**Task**
Repeat the records below exactly.

**Data listing**
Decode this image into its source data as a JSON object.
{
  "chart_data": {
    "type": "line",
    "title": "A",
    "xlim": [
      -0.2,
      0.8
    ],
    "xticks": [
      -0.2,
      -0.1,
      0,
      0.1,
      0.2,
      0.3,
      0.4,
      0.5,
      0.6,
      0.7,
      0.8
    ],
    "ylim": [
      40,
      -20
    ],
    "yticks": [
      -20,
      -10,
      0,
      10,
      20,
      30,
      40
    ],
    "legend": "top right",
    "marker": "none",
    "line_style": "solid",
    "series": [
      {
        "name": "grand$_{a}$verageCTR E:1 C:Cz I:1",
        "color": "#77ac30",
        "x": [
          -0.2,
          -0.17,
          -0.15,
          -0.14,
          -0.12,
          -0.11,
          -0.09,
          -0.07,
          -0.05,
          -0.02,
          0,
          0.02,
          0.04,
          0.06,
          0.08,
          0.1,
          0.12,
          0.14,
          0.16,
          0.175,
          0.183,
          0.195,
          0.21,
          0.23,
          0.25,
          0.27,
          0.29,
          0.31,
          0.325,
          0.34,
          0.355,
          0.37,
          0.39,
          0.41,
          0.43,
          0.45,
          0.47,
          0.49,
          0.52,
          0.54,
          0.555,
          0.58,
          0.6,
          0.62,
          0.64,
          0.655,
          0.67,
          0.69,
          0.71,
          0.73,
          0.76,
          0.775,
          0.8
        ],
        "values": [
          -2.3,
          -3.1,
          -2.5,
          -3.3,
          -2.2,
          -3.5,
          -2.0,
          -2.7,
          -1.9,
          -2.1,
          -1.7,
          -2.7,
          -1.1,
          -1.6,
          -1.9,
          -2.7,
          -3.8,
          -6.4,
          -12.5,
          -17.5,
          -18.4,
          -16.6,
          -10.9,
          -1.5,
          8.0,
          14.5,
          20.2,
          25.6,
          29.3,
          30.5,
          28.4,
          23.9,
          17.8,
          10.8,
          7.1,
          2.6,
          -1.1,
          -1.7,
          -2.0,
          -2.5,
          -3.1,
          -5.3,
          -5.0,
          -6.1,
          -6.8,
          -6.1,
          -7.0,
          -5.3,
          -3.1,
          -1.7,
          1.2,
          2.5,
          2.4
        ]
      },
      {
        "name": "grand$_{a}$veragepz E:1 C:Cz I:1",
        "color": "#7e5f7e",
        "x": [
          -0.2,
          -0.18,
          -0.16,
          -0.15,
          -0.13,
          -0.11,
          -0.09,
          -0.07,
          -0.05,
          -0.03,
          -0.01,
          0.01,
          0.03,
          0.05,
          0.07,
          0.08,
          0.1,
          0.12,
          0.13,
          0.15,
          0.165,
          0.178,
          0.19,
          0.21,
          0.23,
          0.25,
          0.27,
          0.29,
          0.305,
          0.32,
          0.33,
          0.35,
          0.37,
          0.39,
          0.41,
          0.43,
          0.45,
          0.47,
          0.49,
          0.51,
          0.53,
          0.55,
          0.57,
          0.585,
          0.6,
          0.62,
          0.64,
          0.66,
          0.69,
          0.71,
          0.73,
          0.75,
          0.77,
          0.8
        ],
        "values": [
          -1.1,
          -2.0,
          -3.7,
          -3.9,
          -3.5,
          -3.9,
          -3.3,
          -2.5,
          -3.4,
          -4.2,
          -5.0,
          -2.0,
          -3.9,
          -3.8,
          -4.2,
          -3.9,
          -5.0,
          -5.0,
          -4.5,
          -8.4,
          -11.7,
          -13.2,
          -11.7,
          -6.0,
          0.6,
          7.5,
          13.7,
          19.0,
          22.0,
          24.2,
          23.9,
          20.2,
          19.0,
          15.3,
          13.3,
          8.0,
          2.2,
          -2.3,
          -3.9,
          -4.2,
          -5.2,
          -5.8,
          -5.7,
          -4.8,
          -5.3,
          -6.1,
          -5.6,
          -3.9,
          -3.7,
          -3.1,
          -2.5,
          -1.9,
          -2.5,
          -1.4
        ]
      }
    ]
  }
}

**Full output**
Decode this image into its source data as a JSON object.
{
  "chart_data": {
    "type": "line",
    "title": "A",
    "xlim": [
      -0.2,
      0.8
    ],
    "xticks": [
      -0.2,
      -0.1,
      0,
      0.1,
      0.2,
      0.3,
      0.4,
      0.5,
      0.6,
      0.7,
      0.8
    ],
    "ylim": [
      40,
      -20
    ],
    "yticks": [
      -20,
      -10,
      0,
      10,
      20,
      30,
      40
    ],
    "legend": "top right",
    "marker": "none",
    "line_style": "solid",
    "series": [
      {
        "name": "grand$_{a}$verageCTR E:1 C:Cz I:1",
        "color": "#77ac30",
        "x": [
          -0.2,
          -0.17,
          -0.15,
          -0.14,
          -0.12,
          -0.11,
          -0.09,
          -0.07,
          -0.05,
          -0.02,
          0,
          0.02,
          0.04,
          0.06,
          0.08,
          0.1,
          0.12,
          0.14,
          0.16,
          0.175,
          0.183,
          0.195,
          0.21,
          0.23,
          0.25,
          0.27,
          0.29,
          0.31,
          0.325,
          0.34,
          0.355,
          0.37,
          0.39,
          0.41,
          0.43,
          0.45,
          0.47,
          0.49,
          0.52,
          0.54,
          0.555,
          0.58,
          0.6,
          0.62,
          0.64,
          0.655,
          0.67,
          0.69,
          0.71,
          0.73,
          0.76,
          0.775,
          0.8
        ],
        "values": [
          -2.3,
          -3.1,
          -2.5,
          -3.3,
          -2.2,
          -3.5,
          -2.0,
          -2.7,
          -1.9,
          -2.1,
          -1.7,
          -2.7,
          -1.1,
          -1.6,
          -1.9,
          -2.7,
          -3.8,
          -6.4,
          -12.5,
          -17.5,
          -18.4,
          -16.6,
          -10.9,
          -1.5,
          8.0,
          14.5,
          20.2,
          25.6,
          29.3,
          30.5,
          28.4,
          23.9,
          17.8,
          10.8,
          7.1,
          2.6,
          -1.1,
          -1.7,
          -2.0,
          -2.5,
          -3.1,
          -5.3,
          -5.0,
          -6.1,
          -6.8,
          -6.1,
          -7.0,
          -5.3,
          -3.1,
          -1.7,
          1.2,
          2.5,
          2.4
        ]
      },
      {
        "name": "grand$_{a}$veragepz E:1 C:Cz I:1",
        "color": "#7e5f7e",
        "x": [
          -0.2,
          -0.18,
          -0.16,
          -0.15,
          -0.13,
          -0.11,
          -0.09,
          -0.07,
          -0.05,
          -0.03,
          -0.01,
          0.01,
          0.03,
          0.05,
          0.07,
          0.08,
          0.1,
          0.12,
          0.13,
          0.15,
          0.165,
          0.178,
          0.19,
          0.21,
          0.23,
          0.25,
          0.27,
          0.29,
          0.305,
          0.32,
          0.33,
          0.35,
          0.37,
          0.39,
          0.41,
          0.43,
          0.45,
          0.47,
          0.49,
          0.51,
          0.53,
          0.55,
          0.57,
          0.585,
          0.6,
          0.62,
          0.64,
          0.66,
          0.69,
          0.71,
          0.73,
          0.75,
          0.77,
          0.8
        ],
        "values": [
          -1.1,
          -2.0,
          -3.7,
          -3.9,
          -3.5,
          -3.9,
          -3.3,
          -2.5,
          -3.4,
          -4.2,
          -5.0,
          -2.0,
          -3.9,
          -3.8,
          -4.2,
          -3.9,
          -5.0,
          -5.0,
          -4.5,
          -8.4,
          -11.7,
          -13.2,
          -11.7,
          -6.0,
          0.6,
          7.5,
          13.7,
          19.0,
          22.0,
          24.2,
          23.9,
          20.2,
          19.0,
          15.3,
          13.3,
          8.0,
          2.2,
          -2.3,
          -3.9,
          -4.2,
          -5.2,
          -5.8,
          -5.7,
          -4.8,
          -5.3,
          -6.1,
          -5.6,
          -3.9,
          -3.7,
          -3.1,
          -2.5,
          -1.9,
          -2.5,
          -1.4
        ]
      }
    ]
  }
}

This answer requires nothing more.